Collection entries:
START
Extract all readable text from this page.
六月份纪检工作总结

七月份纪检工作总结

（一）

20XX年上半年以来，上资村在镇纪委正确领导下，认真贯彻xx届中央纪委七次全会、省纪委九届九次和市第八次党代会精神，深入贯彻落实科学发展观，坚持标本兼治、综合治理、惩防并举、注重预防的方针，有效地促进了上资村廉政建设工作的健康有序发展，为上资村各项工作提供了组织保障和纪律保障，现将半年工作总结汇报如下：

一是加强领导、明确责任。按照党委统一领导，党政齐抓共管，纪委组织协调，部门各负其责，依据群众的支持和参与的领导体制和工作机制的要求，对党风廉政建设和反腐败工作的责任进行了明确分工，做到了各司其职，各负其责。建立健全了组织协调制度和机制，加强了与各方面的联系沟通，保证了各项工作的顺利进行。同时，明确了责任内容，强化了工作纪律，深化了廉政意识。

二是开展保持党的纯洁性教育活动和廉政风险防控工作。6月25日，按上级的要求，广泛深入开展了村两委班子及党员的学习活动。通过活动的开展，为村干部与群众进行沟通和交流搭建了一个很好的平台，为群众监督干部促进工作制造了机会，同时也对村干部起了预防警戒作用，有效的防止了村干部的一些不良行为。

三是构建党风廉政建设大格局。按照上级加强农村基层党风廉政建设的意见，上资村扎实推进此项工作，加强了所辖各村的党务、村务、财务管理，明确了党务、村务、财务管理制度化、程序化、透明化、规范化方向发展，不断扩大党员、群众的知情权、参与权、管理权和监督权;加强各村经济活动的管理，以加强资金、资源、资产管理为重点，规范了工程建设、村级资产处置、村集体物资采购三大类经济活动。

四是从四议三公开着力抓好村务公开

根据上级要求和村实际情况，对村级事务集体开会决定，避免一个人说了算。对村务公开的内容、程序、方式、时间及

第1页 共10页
END
Write out the full listing, keeping every line exactly as it is.

Extract all readable text from this page.
六月份纪检工作总结

七月份纪检工作总结

（一）

20XX年上半年以来，上资村在镇纪委正确领导下，认真贯彻xx届中央纪委七次全会、省纪委九届九次和市第八次党代会精神，深入贯彻落实科学发展观，坚持标本兼治、综合治理、惩防并举、注重预防的方针，有效地促进了上资村廉政建设工作的健康有序发展，为上资村各项工作提供了组织保障和纪律保障，现将半年工作总结汇报如下：

一是加强领导、明确责任。按照党委统一领导，党政齐抓共管，纪委组织协调，部门各负其责，依据群众的支持和参与的领导体制和工作机制的要求，对党风廉政建设和反腐败工作的责任进行了明确分工，做到了各司其职，各负其责。建立健全了组织协调制度和机制，加强了与各方面的联系沟通，保证了各项工作的顺利进行。同时，明确了责任内容，强化了工作纪律，深化了廉政意识。

二是开展保持党的纯洁性教育活动和廉政风险防控工作。6月25日，按上级的要求，广泛深入开展了村两委班子及党员的学习活动。通过活动的开展，为村干部与群众进行沟通和交流搭建了一个很好的平台，为群众监督干部促进工作制造了机会，同时也对村干部起了预防警戒作用，有效的防止了村干部的一些不良行为。

三是构建党风廉政建设大格局。按照上级加强农村基层党风廉政建设的意见，上资村扎实推进此项工作，加强了所辖各村的党务、村务、财务管理，明确了党务、村务、财务管理制度化、程序化、透明化、规范化方向发展，不断扩大党员、群众的知情权、参与权、管理权和监督权;加强各村经济活动的管理，以加强资金、资源、资产管理为重点，规范了工程建设、村级资产处置、村集体物资采购三大类经济活动。

四是从四议三公开着力抓好村务公开

根据上级要求和村实际情况，对村级事务集体开会决定，避免一个人说了算。对村务公开的内容、程序、方式、时间及

第1页 共10页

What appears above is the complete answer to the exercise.